[START Material provided]
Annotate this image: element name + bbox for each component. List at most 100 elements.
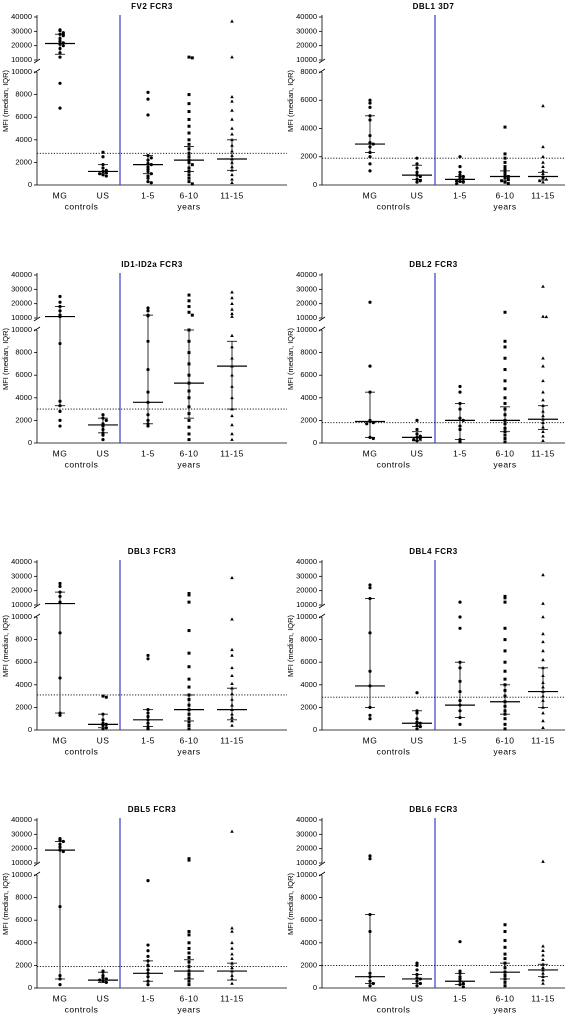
group-label: controls [377, 746, 411, 756]
y-tick-label: 40000 [296, 12, 317, 21]
data-point [146, 949, 150, 953]
data-point [230, 296, 234, 300]
y-tick-label: 10000 [11, 870, 32, 879]
x-tick-label: 1-5 [141, 735, 155, 745]
data-point [503, 152, 507, 156]
data-point [503, 401, 507, 405]
x-tick-label: US [411, 993, 424, 1003]
y-axis-label: MFI (median, IQR) [286, 614, 295, 677]
x-tick-label: US [97, 735, 110, 745]
data-point [230, 413, 234, 418]
data-point [146, 657, 150, 661]
y-tick-label: 2000 [300, 415, 317, 424]
data-point [541, 632, 545, 636]
y-tick-label: 6000 [15, 915, 32, 924]
data-point [458, 969, 462, 973]
data-point [503, 396, 507, 400]
y-tick-label: 4000 [15, 938, 32, 947]
y-tick-label: 8000 [300, 893, 317, 902]
x-tick-label: MG [53, 735, 68, 745]
y-tick-label: 2000 [15, 415, 32, 424]
data-point [458, 165, 462, 169]
data-point [230, 172, 234, 177]
y-axis-label: MFI (median, IQR) [1, 614, 10, 677]
group-label: controls [65, 1004, 99, 1014]
x-tick-label: 6-10 [495, 735, 514, 745]
x-tick-label: MG [53, 993, 68, 1003]
data-point [230, 723, 234, 727]
data-point [415, 961, 419, 965]
x-tick-label: US [97, 448, 110, 458]
x-tick-label: MG [363, 448, 378, 458]
data-point [503, 930, 507, 933]
y-tick-label: 6000 [300, 657, 317, 666]
data-point [503, 984, 507, 988]
data-point [187, 438, 191, 442]
panel-title: DBL5 FCR3 [128, 805, 177, 814]
data-point [503, 596, 507, 600]
data-point [503, 387, 507, 391]
data-point [541, 725, 545, 730]
data-point [230, 117, 234, 121]
y-tick-label: 10000 [11, 600, 32, 609]
data-point [187, 651, 191, 655]
data-point [187, 629, 191, 633]
axis-break [33, 316, 41, 322]
data-point [187, 941, 191, 945]
y-tick-label: 30000 [296, 284, 317, 293]
y-tick-label: 10000 [11, 858, 32, 867]
data-point [415, 727, 419, 731]
x-tick-label: 1-5 [141, 448, 155, 458]
x-tick-label: 11-15 [220, 735, 244, 745]
y-tick-label: 40000 [296, 557, 317, 566]
data-point [458, 170, 462, 174]
data-point [541, 944, 545, 948]
y-tick-label: 2000 [15, 157, 32, 166]
data-point [146, 653, 150, 658]
y-tick-label: 10000 [11, 612, 32, 621]
data-point [503, 600, 507, 604]
data-point [537, 178, 542, 183]
data-point [58, 424, 62, 428]
x-tick-label: 6-10 [179, 190, 198, 200]
y-tick-label: 20000 [11, 299, 32, 308]
y-tick-label: 10000 [296, 600, 317, 609]
data-point [230, 108, 234, 112]
y-tick-label: 30000 [296, 26, 317, 35]
data-point [503, 180, 507, 184]
data-point [368, 984, 372, 988]
data-point [187, 951, 191, 955]
data-point [458, 440, 462, 444]
data-point [230, 929, 234, 933]
data-point [190, 56, 194, 60]
x-tick-label: US [411, 448, 424, 458]
x-tick-label: 11-15 [220, 190, 244, 200]
y-tick-label: 40000 [11, 557, 32, 566]
data-point [230, 952, 234, 956]
y-tick-label: 10000 [296, 612, 317, 621]
y-tick-label: 2000 [15, 702, 32, 711]
group-label: years [493, 459, 516, 469]
y-tick-label: 0 [313, 180, 317, 189]
data-point [146, 97, 150, 101]
data-point [187, 138, 191, 142]
data-point [503, 368, 507, 372]
data-point [541, 390, 545, 394]
data-point [458, 173, 462, 177]
data-point [230, 653, 234, 657]
data-point [58, 29, 62, 33]
data-point [541, 180, 545, 184]
data-point [230, 981, 234, 985]
group-label: years [177, 746, 200, 756]
axis-break [33, 58, 41, 64]
y-tick-label: 0 [313, 983, 317, 992]
data-point [541, 164, 545, 168]
y-tick-label: 2000 [300, 152, 317, 161]
data-point [58, 106, 62, 110]
group-label: years [177, 201, 200, 211]
y-tick-label: 4000 [15, 393, 32, 402]
data-point [541, 356, 545, 360]
data-point [187, 432, 191, 436]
[END Material provided]
● **What to do**: Please identify each line of the listing above that contains the word "years" and copy those lines.

● **Solved exercise**:
group-label: years [493, 459, 516, 469]
group-label: years [177, 746, 200, 756]
group-label: years [177, 201, 200, 211]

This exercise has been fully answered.